··· Available records
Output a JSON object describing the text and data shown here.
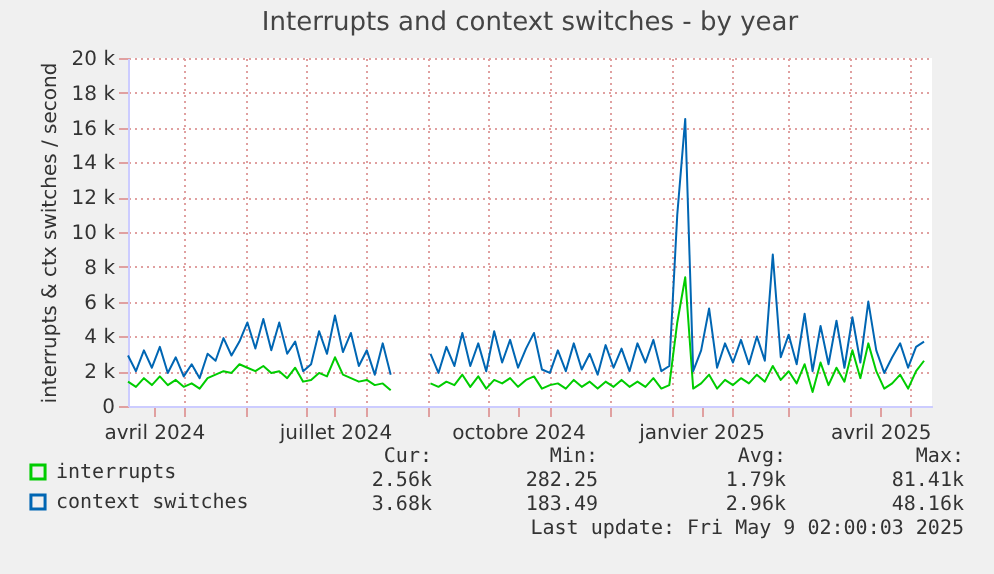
{
  "chart_data": {
    "type": "line",
    "title": "Interrupts and context switches - by year",
    "ylabel": "interrupts & ctx switches / second",
    "x": [
      "2024-04-03",
      "2024-04-07",
      "2024-04-11",
      "2024-04-15",
      "2024-04-19",
      "2024-04-23",
      "2024-04-27",
      "2024-05-01",
      "2024-05-05",
      "2024-05-09",
      "2024-05-13",
      "2024-05-17",
      "2024-05-21",
      "2024-05-25",
      "2024-05-29",
      "2024-06-02",
      "2024-06-06",
      "2024-06-10",
      "2024-06-14",
      "2024-06-18",
      "2024-06-22",
      "2024-06-26",
      "2024-06-30",
      "2024-07-04",
      "2024-07-08",
      "2024-07-12",
      "2024-07-16",
      "2024-07-20",
      "2024-07-24",
      "2024-07-28",
      "2024-08-01",
      "2024-08-05",
      "2024-08-09",
      "2024-08-13",
      "2024-08-25",
      "2024-09-02",
      "2024-09-06",
      "2024-09-10",
      "2024-09-14",
      "2024-09-18",
      "2024-09-22",
      "2024-09-26",
      "2024-09-30",
      "2024-10-04",
      "2024-10-08",
      "2024-10-12",
      "2024-10-16",
      "2024-10-20",
      "2024-10-24",
      "2024-10-28",
      "2024-11-01",
      "2024-11-05",
      "2024-11-09",
      "2024-11-13",
      "2024-11-17",
      "2024-11-21",
      "2024-11-25",
      "2024-11-29",
      "2024-12-03",
      "2024-12-07",
      "2024-12-11",
      "2024-12-15",
      "2024-12-19",
      "2024-12-23",
      "2024-12-27",
      "2024-12-31",
      "2025-01-04",
      "2025-01-08",
      "2025-01-12",
      "2025-01-16",
      "2025-01-20",
      "2025-01-24",
      "2025-01-28",
      "2025-02-01",
      "2025-02-05",
      "2025-02-09",
      "2025-02-13",
      "2025-02-17",
      "2025-02-21",
      "2025-02-25",
      "2025-03-01",
      "2025-03-05",
      "2025-03-09",
      "2025-03-13",
      "2025-03-17",
      "2025-03-21",
      "2025-03-25",
      "2025-03-29",
      "2025-04-02",
      "2025-04-06",
      "2025-04-10",
      "2025-04-14",
      "2025-04-18",
      "2025-04-22",
      "2025-04-26",
      "2025-04-30",
      "2025-05-04",
      "2025-05-08"
    ],
    "series": [
      {
        "name": "interrupts",
        "color": "#00cc00",
        "values": [
          1400,
          1100,
          1600,
          1200,
          1700,
          1200,
          1500,
          1100,
          1300,
          1000,
          1600,
          1800,
          2000,
          1900,
          2400,
          2200,
          2000,
          2300,
          1900,
          2000,
          1600,
          2200,
          1400,
          1500,
          1900,
          1700,
          2800,
          1800,
          1600,
          1400,
          1500,
          1200,
          1300,
          900,
          null,
          1300,
          1100,
          1400,
          1200,
          1800,
          1100,
          1700,
          1000,
          1500,
          1300,
          1600,
          1100,
          1500,
          1700,
          1000,
          1200,
          1300,
          1000,
          1500,
          1100,
          1400,
          1000,
          1400,
          1100,
          1500,
          1100,
          1400,
          1100,
          1600,
          1000,
          1200,
          4800,
          7400,
          1000,
          1300,
          1800,
          1000,
          1500,
          1200,
          1600,
          1300,
          1800,
          1400,
          2300,
          1500,
          2000,
          1300,
          2400,
          800,
          2500,
          1200,
          2200,
          1400,
          3200,
          1600,
          3600,
          2000,
          1000,
          1300,
          1800,
          1000,
          2000,
          2600
        ]
      },
      {
        "name": "context switches",
        "color": "#0066b3",
        "values": [
          2900,
          2000,
          3200,
          2200,
          3400,
          1900,
          2800,
          1700,
          2400,
          1600,
          3000,
          2600,
          3900,
          2900,
          3700,
          4800,
          3300,
          5000,
          3200,
          4800,
          3000,
          3700,
          2000,
          2400,
          4300,
          3000,
          5200,
          3100,
          4200,
          2300,
          3200,
          1800,
          3600,
          1800,
          null,
          3000,
          1900,
          3400,
          2300,
          4200,
          2300,
          3600,
          2000,
          4300,
          2500,
          3800,
          2200,
          3300,
          4200,
          2100,
          1900,
          3200,
          2000,
          3600,
          2100,
          3000,
          1800,
          3500,
          2200,
          3300,
          2000,
          3600,
          2500,
          3800,
          2000,
          2300,
          11000,
          16500,
          2000,
          3200,
          5600,
          2200,
          3600,
          2500,
          3800,
          2400,
          4000,
          2600,
          8700,
          2800,
          4100,
          2400,
          5300,
          2000,
          4600,
          2400,
          4900,
          2200,
          5100,
          2500,
          6000,
          3200,
          1900,
          2800,
          3600,
          2200,
          3400,
          3700
        ]
      }
    ],
    "xlim": [
      "2024-04-03",
      "2025-05-12"
    ],
    "xticks": [
      {
        "value": "2024-04-16",
        "label": "avril 2024"
      },
      {
        "value": "2024-05-01",
        "label": null
      },
      {
        "value": "2024-06-01",
        "label": null
      },
      {
        "value": "2024-07-01",
        "label": null
      },
      {
        "value": "2024-07-16",
        "label": "juillet 2024"
      },
      {
        "value": "2024-08-01",
        "label": null
      },
      {
        "value": "2024-09-01",
        "label": null
      },
      {
        "value": "2024-10-01",
        "label": null
      },
      {
        "value": "2024-10-16",
        "label": "octobre 2024"
      },
      {
        "value": "2024-11-01",
        "label": null
      },
      {
        "value": "2024-12-01",
        "label": null
      },
      {
        "value": "2025-01-01",
        "label": null
      },
      {
        "value": "2025-01-16",
        "label": "janvier 2025"
      },
      {
        "value": "2025-02-01",
        "label": null
      },
      {
        "value": "2025-03-01",
        "label": null
      },
      {
        "value": "2025-04-01",
        "label": null
      },
      {
        "value": "2025-04-16",
        "label": "avril 2025"
      },
      {
        "value": "2025-05-01",
        "label": null
      }
    ],
    "ylim": [
      0,
      20000
    ],
    "yticks": [
      {
        "value": 0,
        "label": "0"
      },
      {
        "value": 2000,
        "label": "2 k"
      },
      {
        "value": 4000,
        "label": "4 k"
      },
      {
        "value": 6000,
        "label": "6 k"
      },
      {
        "value": 8000,
        "label": "8 k"
      },
      {
        "value": 10000,
        "label": "10 k"
      },
      {
        "value": 12000,
        "label": "12 k"
      },
      {
        "value": 14000,
        "label": "14 k"
      },
      {
        "value": 16000,
        "label": "16 k"
      },
      {
        "value": 18000,
        "label": "18 k"
      },
      {
        "value": 20000,
        "label": "20 k"
      }
    ],
    "grid": true,
    "legend": "bottom",
    "annotations": [
      "Cur:",
      "Min:",
      "Avg:",
      "Max:",
      "2.56k",
      "282.25",
      "1.79k",
      "81.41k",
      "3.68k",
      "183.49",
      "2.96k",
      "48.16k",
      "Last update: Fri May  9 02:00:03 2025"
    ]
  }
}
······
--- Problem statement ---
Of all the lines above, how many contain "context"? Give the number and nothing more.

--- Answer to this task ---
2